▶ RECORDS FOR THE EXERCISE
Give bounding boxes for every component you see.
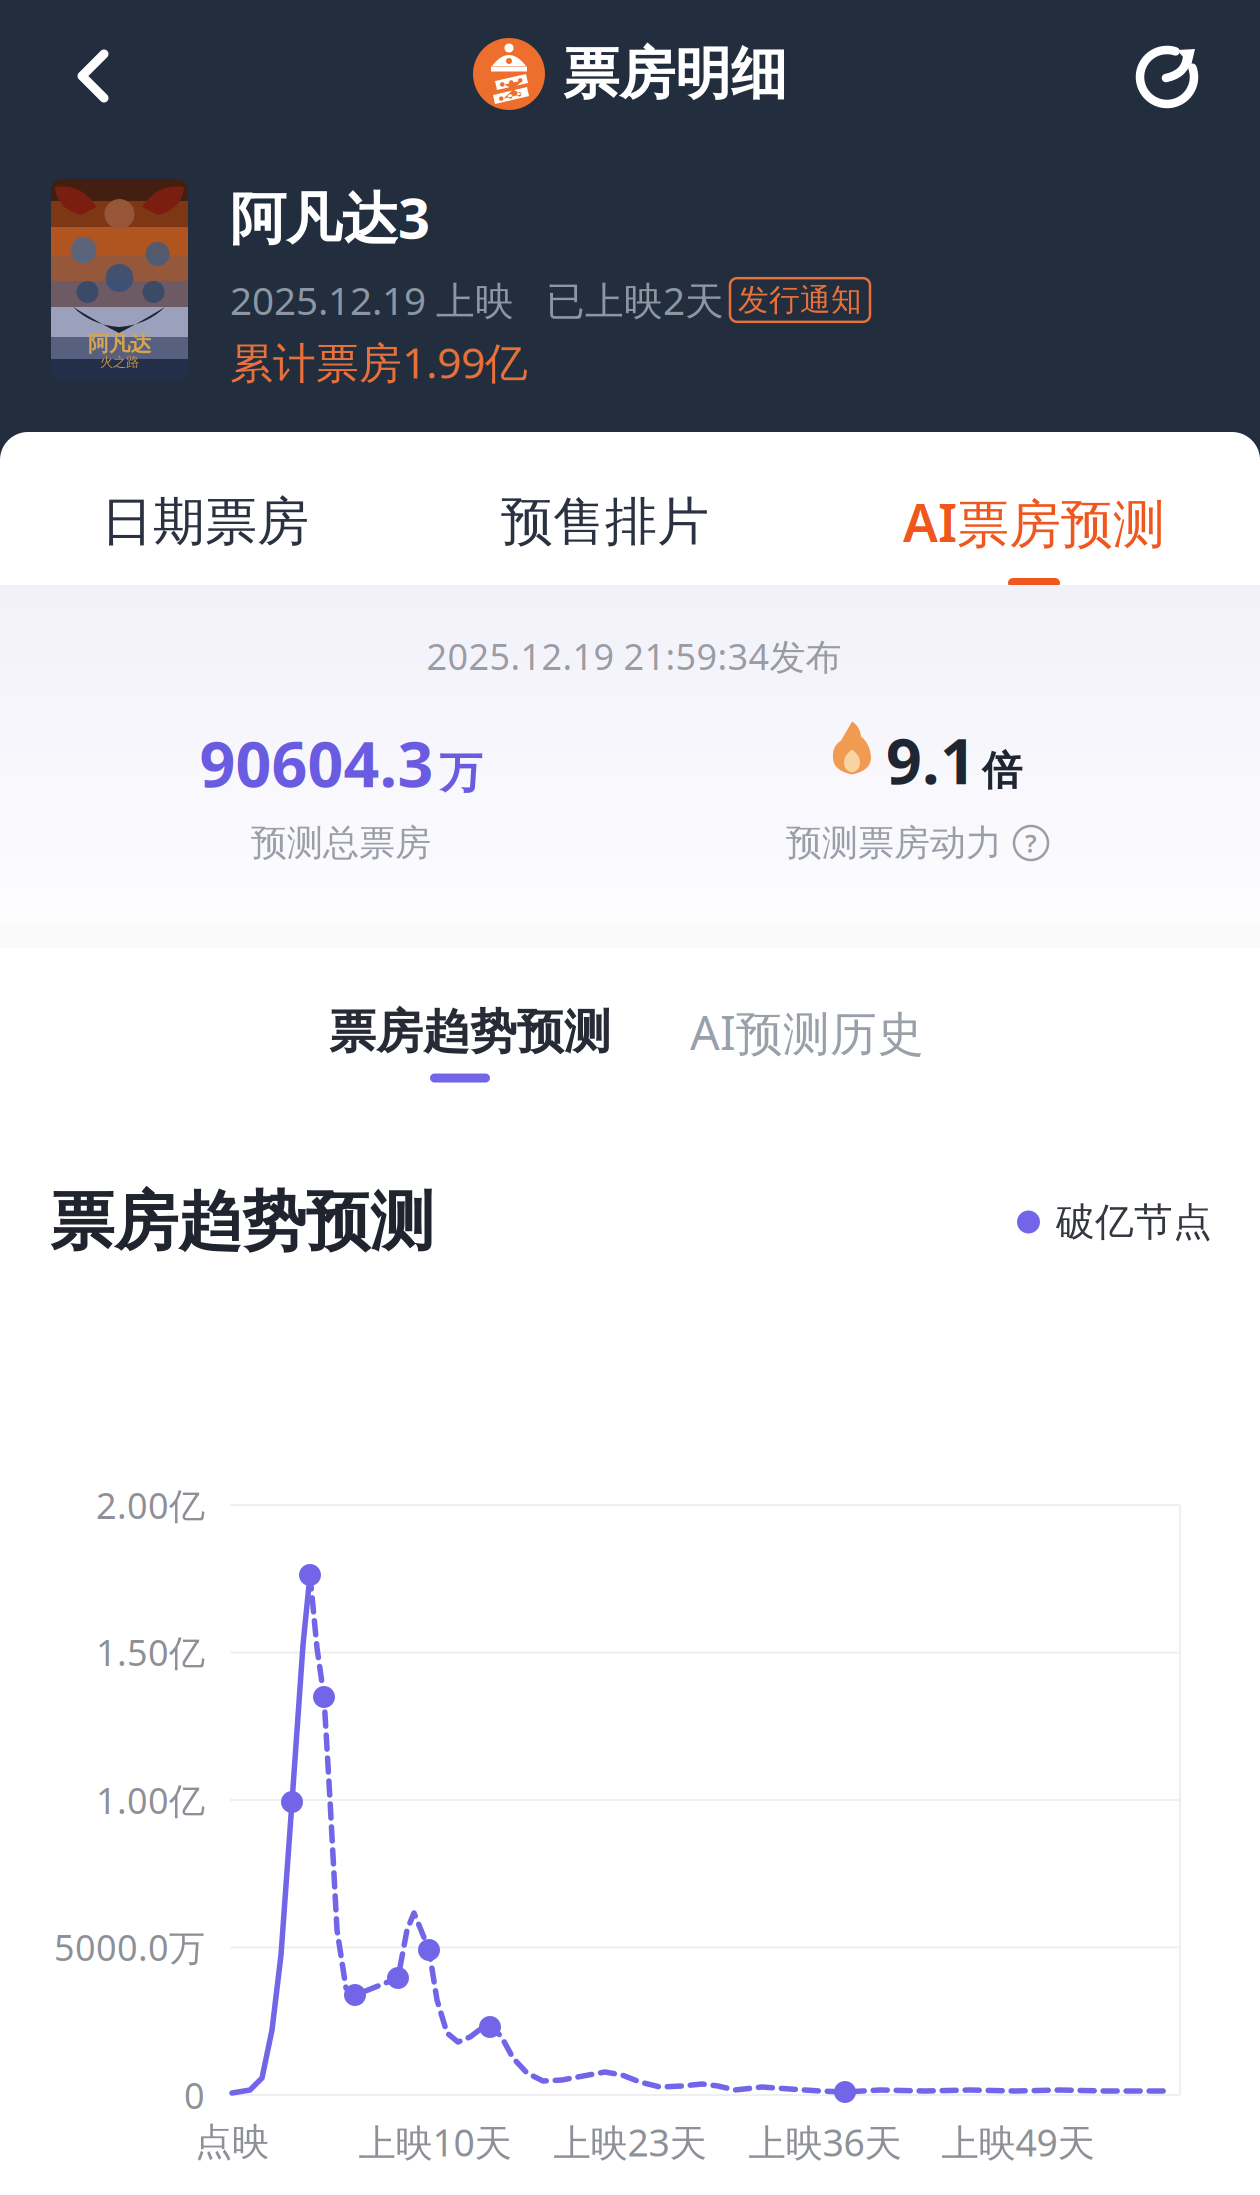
--
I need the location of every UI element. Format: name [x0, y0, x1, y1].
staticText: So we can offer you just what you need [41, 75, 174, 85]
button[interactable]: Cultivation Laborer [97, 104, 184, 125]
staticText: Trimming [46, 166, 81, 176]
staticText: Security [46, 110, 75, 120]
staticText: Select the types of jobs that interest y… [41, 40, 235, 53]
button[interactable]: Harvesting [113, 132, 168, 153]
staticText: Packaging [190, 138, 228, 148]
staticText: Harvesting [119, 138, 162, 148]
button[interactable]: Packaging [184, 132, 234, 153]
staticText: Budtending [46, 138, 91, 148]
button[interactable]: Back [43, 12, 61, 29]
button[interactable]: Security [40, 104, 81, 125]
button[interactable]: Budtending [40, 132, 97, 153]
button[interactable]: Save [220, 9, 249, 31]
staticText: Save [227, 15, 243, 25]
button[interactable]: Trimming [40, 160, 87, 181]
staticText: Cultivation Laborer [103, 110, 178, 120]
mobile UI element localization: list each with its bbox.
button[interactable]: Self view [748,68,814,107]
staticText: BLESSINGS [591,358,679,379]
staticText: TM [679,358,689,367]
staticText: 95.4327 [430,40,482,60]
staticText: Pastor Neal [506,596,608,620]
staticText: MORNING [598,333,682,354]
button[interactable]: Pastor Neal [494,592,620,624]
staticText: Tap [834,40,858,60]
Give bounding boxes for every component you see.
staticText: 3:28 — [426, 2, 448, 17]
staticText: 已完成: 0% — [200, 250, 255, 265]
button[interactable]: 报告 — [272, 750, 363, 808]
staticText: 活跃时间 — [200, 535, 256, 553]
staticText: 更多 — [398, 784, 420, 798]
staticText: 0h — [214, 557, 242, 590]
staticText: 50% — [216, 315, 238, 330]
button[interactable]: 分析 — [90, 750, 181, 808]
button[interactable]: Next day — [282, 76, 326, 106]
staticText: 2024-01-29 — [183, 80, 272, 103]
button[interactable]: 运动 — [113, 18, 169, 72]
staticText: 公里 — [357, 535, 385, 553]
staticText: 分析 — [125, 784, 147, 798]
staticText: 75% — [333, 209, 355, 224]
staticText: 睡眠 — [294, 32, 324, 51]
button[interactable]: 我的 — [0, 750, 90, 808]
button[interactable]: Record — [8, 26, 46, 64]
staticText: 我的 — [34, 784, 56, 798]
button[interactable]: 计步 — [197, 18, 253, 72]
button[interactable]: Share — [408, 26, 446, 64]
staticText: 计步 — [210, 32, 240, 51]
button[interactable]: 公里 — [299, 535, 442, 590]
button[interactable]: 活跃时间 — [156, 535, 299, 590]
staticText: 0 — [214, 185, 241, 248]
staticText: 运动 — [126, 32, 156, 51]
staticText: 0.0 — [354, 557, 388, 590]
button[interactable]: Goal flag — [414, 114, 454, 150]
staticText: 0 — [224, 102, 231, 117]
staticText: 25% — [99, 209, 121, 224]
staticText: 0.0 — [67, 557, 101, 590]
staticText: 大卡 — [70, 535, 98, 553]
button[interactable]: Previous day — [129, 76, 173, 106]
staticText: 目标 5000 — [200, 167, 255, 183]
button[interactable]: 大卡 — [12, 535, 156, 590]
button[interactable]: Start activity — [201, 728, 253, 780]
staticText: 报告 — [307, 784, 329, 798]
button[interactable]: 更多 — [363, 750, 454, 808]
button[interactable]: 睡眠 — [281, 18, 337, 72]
--
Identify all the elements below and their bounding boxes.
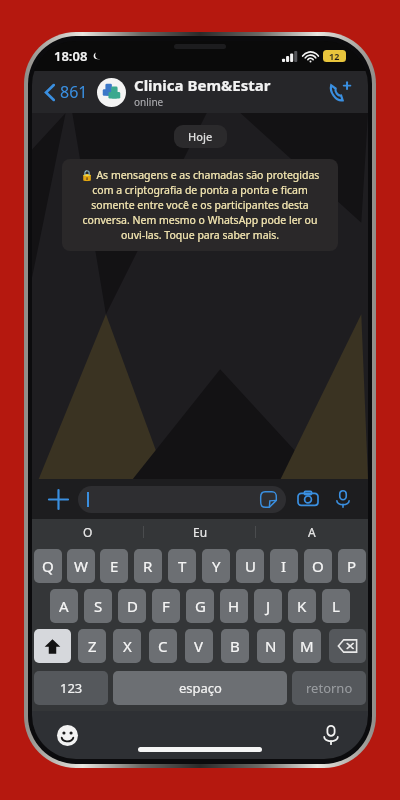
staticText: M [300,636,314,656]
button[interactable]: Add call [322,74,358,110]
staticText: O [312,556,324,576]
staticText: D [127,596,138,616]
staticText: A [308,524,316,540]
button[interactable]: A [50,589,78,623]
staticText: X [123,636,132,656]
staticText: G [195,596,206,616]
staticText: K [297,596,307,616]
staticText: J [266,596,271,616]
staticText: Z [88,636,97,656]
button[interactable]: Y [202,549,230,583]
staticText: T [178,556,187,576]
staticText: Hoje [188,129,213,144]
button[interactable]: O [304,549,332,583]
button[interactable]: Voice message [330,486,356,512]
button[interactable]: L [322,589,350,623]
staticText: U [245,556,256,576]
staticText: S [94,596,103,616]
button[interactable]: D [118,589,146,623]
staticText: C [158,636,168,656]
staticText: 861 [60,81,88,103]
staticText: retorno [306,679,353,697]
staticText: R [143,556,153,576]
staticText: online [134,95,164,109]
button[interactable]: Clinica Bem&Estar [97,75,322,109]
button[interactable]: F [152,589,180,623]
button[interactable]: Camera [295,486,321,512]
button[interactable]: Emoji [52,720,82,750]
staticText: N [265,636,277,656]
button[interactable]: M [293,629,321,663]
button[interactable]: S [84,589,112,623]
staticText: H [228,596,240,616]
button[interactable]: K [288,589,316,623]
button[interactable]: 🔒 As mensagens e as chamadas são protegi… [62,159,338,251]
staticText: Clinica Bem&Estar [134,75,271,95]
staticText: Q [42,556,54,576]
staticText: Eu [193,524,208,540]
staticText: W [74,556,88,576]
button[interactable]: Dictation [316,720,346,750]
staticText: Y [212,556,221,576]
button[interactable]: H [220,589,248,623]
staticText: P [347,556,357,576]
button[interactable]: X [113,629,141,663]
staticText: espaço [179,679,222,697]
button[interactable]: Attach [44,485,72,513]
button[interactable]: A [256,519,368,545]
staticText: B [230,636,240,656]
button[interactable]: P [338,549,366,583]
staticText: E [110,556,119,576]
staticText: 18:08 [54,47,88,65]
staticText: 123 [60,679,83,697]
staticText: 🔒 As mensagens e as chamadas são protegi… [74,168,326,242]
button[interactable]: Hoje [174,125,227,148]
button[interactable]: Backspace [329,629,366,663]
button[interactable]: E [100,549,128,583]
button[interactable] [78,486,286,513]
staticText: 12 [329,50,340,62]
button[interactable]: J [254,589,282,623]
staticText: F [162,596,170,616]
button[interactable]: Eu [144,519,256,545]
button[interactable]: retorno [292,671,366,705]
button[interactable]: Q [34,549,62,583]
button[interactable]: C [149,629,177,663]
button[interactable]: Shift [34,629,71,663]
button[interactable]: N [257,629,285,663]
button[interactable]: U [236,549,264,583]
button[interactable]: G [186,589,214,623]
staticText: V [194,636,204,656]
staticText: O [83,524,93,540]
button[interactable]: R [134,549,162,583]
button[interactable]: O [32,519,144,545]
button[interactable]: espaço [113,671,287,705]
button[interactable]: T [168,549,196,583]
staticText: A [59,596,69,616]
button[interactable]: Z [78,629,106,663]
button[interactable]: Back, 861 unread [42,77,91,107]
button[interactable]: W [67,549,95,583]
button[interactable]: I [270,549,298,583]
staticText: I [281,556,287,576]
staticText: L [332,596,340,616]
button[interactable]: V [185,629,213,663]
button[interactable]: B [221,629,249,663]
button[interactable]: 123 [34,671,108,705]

▶ BRIEF
Pick out each line in the material above that includes the string "活跃时间", and copy those lines unchanged.

▶ FINISHED ANSWER
staticText: 活跃时间 — [200, 535, 256, 553]
button[interactable]: 活跃时间 — [156, 535, 299, 590]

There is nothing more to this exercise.